▸ SHORT PROBLEM
Go through the material below and swap every "Alcohol drinking" for "Drinking alcohol", keeping everything else unchanged.

---

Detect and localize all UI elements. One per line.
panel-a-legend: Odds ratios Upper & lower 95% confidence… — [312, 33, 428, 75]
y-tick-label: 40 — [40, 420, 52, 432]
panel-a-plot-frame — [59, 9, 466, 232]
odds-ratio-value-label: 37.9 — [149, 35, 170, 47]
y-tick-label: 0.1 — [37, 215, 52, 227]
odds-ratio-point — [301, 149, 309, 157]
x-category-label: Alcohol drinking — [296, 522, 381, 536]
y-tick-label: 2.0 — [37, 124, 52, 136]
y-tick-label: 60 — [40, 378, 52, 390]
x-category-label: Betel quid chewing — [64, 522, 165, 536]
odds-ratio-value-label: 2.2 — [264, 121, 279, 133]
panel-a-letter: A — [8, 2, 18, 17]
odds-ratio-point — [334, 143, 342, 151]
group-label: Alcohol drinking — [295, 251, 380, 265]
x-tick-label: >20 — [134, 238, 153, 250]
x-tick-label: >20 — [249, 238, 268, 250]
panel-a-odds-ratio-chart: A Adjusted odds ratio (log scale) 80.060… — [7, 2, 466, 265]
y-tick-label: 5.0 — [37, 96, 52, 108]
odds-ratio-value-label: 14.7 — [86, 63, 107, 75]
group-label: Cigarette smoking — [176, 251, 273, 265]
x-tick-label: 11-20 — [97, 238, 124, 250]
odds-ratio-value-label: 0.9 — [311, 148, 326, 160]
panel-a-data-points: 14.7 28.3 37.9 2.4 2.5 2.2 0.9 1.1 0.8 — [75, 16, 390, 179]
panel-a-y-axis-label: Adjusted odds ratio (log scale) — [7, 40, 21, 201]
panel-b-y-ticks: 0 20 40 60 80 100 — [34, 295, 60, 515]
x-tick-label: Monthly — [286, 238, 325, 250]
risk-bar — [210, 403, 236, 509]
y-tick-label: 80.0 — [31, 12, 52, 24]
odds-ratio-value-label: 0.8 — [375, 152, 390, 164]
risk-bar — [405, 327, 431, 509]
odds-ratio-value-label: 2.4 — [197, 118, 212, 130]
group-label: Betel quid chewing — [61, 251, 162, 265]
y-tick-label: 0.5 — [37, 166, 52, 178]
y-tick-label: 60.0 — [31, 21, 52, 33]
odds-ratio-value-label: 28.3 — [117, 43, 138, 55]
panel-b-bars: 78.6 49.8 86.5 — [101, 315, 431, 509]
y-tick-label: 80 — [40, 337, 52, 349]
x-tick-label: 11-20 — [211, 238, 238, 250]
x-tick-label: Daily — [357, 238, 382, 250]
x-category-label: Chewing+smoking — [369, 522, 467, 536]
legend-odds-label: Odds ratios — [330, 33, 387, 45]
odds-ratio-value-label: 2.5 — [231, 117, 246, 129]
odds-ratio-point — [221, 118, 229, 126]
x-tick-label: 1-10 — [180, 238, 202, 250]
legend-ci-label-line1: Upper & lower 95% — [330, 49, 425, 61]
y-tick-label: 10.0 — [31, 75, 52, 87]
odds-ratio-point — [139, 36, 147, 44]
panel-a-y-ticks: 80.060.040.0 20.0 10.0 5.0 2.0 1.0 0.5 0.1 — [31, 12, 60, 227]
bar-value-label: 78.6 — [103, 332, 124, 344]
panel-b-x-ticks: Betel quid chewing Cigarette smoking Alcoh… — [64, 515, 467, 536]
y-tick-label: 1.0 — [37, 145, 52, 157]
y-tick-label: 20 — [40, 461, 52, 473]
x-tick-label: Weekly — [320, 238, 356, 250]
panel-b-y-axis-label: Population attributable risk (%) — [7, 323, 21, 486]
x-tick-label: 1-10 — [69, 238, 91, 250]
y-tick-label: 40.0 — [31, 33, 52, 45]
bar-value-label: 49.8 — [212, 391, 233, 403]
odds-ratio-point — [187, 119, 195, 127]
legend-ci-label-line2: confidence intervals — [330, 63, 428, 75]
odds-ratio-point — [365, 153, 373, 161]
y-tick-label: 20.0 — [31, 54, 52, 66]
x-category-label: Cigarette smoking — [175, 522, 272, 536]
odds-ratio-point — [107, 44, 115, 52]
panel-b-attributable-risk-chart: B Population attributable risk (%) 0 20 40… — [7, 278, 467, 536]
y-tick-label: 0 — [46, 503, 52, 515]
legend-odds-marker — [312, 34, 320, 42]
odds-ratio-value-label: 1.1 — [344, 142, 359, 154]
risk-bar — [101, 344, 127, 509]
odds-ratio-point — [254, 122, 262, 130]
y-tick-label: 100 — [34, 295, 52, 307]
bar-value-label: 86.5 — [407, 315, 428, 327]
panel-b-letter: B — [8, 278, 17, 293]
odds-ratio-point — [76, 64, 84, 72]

---

▸ ANSWER FOR THE TASK
Detect and localize all UI elements. One per line.
panel-a-legend: Odds ratios Upper & lower 95% confidence… — [312, 33, 428, 75]
y-tick-label: 40 — [40, 420, 52, 432]
panel-a-plot-frame — [59, 9, 466, 232]
odds-ratio-value-label: 37.9 — [149, 35, 170, 47]
y-tick-label: 0.1 — [37, 215, 52, 227]
odds-ratio-point — [301, 149, 309, 157]
x-category-label: Drinking alcohol — [296, 522, 381, 536]
y-tick-label: 2.0 — [37, 124, 52, 136]
y-tick-label: 60 — [40, 378, 52, 390]
x-category-label: Betel quid chewing — [64, 522, 165, 536]
odds-ratio-value-label: 2.2 — [264, 121, 279, 133]
panel-a-letter: A — [8, 2, 18, 17]
odds-ratio-point — [334, 143, 342, 151]
group-label: Drinking alcohol — [295, 251, 380, 265]
x-tick-label: >20 — [134, 238, 153, 250]
x-tick-label: >20 — [249, 238, 268, 250]
panel-a-odds-ratio-chart: A Adjusted odds ratio (log scale) 80.060… — [7, 2, 466, 265]
y-tick-label: 5.0 — [37, 96, 52, 108]
odds-ratio-value-label: 14.7 — [86, 63, 107, 75]
group-label: Cigarette smoking — [176, 251, 273, 265]
x-tick-label: 11-20 — [97, 238, 124, 250]
odds-ratio-value-label: 0.9 — [311, 148, 326, 160]
panel-a-data-points: 14.7 28.3 37.9 2.4 2.5 2.2 0.9 1.1 0.8 — [75, 16, 390, 179]
panel-a-y-axis-label: Adjusted odds ratio (log scale) — [7, 40, 21, 201]
panel-b-y-ticks: 0 20 40 60 80 100 — [34, 295, 60, 515]
x-tick-label: Monthly — [286, 238, 325, 250]
risk-bar — [210, 403, 236, 509]
y-tick-label: 80.0 — [31, 12, 52, 24]
odds-ratio-value-label: 0.8 — [375, 152, 390, 164]
risk-bar — [405, 327, 431, 509]
odds-ratio-value-label: 2.4 — [197, 118, 212, 130]
group-label: Betel quid chewing — [61, 251, 162, 265]
y-tick-label: 0.5 — [37, 166, 52, 178]
y-tick-label: 60.0 — [31, 21, 52, 33]
odds-ratio-value-label: 28.3 — [117, 43, 138, 55]
panel-b-bars: 78.6 49.8 86.5 — [101, 315, 431, 509]
y-tick-label: 80 — [40, 337, 52, 349]
x-tick-label: 11-20 — [211, 238, 238, 250]
x-tick-label: Daily — [357, 238, 382, 250]
x-category-label: Chewing+smoking — [369, 522, 467, 536]
legend-odds-label: Odds ratios — [330, 33, 387, 45]
odds-ratio-value-label: 2.5 — [231, 117, 246, 129]
odds-ratio-point — [221, 118, 229, 126]
x-tick-label: 1-10 — [180, 238, 202, 250]
legend-ci-label-line1: Upper & lower 95% — [330, 49, 425, 61]
y-tick-label: 10.0 — [31, 75, 52, 87]
odds-ratio-point — [139, 36, 147, 44]
panel-a-y-ticks: 80.060.040.0 20.0 10.0 5.0 2.0 1.0 0.5 0.1 — [31, 12, 60, 227]
bar-value-label: 78.6 — [103, 332, 124, 344]
panel-b-x-ticks: Betel quid chewing Cigarette smoking Alcoh… — [64, 515, 467, 536]
y-tick-label: 1.0 — [37, 145, 52, 157]
y-tick-label: 20 — [40, 461, 52, 473]
x-tick-label: Weekly — [320, 238, 356, 250]
panel-b-y-axis-label: Population attributable risk (%) — [7, 323, 21, 486]
x-tick-label: 1-10 — [69, 238, 91, 250]
y-tick-label: 40.0 — [31, 33, 52, 45]
bar-value-label: 49.8 — [212, 391, 233, 403]
odds-ratio-point — [187, 119, 195, 127]
legend-ci-label-line2: confidence intervals — [330, 63, 428, 75]
odds-ratio-point — [365, 153, 373, 161]
y-tick-label: 20.0 — [31, 54, 52, 66]
x-category-label: Cigarette smoking — [175, 522, 272, 536]
odds-ratio-point — [107, 44, 115, 52]
panel-b-attributable-risk-chart: B Population attributable risk (%) 0 20 40… — [7, 278, 467, 536]
y-tick-label: 0 — [46, 503, 52, 515]
legend-odds-marker — [312, 34, 320, 42]
odds-ratio-value-label: 1.1 — [344, 142, 359, 154]
risk-bar — [101, 344, 127, 509]
odds-ratio-point — [254, 122, 262, 130]
y-tick-label: 100 — [34, 295, 52, 307]
bar-value-label: 86.5 — [407, 315, 428, 327]
panel-b-letter: B — [8, 278, 17, 293]
odds-ratio-point — [76, 64, 84, 72]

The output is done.